* _Short task_
Which lines hold the word "filaments"? Copy each of them from the material.
↓
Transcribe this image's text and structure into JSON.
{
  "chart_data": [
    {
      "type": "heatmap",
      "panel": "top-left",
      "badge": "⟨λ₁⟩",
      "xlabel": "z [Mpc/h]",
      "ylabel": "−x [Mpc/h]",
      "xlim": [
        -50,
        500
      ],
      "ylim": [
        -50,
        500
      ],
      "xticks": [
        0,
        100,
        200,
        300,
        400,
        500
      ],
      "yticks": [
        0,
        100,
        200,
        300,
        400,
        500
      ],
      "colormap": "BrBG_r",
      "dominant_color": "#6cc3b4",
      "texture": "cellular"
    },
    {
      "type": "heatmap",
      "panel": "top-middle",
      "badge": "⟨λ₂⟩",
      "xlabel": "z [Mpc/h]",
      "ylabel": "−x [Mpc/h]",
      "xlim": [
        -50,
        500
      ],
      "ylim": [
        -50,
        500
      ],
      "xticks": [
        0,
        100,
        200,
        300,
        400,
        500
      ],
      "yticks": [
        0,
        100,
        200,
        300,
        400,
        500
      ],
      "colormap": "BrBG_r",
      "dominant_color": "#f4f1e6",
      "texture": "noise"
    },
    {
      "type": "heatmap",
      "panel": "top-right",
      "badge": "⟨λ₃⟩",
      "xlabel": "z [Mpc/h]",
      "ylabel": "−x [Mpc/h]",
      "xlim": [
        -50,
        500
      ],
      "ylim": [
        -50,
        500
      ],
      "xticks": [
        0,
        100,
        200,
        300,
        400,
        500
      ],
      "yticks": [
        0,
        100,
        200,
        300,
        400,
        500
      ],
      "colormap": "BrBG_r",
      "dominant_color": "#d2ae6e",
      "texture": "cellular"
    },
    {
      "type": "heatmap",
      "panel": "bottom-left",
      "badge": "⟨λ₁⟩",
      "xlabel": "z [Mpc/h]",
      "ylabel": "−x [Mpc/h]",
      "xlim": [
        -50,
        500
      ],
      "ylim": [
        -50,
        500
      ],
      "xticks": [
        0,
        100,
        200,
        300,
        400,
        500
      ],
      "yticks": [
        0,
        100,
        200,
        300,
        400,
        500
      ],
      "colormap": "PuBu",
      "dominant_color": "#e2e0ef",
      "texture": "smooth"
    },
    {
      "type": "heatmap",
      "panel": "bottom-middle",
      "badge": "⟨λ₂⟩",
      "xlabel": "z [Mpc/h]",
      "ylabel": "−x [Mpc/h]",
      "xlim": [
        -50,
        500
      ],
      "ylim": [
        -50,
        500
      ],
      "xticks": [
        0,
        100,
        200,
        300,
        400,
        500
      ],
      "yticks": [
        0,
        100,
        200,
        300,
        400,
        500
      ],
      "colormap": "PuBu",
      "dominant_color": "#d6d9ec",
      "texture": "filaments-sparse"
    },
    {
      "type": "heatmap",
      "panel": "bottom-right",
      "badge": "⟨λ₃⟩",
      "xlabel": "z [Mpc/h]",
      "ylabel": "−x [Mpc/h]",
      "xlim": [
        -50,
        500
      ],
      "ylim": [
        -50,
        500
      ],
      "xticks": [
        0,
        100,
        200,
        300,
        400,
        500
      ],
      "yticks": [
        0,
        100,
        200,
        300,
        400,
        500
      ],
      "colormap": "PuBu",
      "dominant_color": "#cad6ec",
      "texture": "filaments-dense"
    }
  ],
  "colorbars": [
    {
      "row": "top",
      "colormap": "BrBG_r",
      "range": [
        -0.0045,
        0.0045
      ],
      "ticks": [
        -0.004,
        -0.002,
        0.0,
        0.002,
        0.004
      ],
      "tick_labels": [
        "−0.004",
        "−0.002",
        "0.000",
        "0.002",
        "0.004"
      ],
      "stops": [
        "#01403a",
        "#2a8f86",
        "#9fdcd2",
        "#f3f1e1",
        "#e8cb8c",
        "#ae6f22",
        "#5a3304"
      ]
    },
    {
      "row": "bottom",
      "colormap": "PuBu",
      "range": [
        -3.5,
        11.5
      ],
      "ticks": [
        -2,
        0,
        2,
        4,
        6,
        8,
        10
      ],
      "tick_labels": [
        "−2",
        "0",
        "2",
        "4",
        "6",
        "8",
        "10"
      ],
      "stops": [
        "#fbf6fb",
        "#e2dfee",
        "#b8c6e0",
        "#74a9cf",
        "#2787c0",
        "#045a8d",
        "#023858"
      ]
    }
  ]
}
↑
* _Solved exercise_
      "texture": "filaments-sparse"
      "texture": "filaments-dense"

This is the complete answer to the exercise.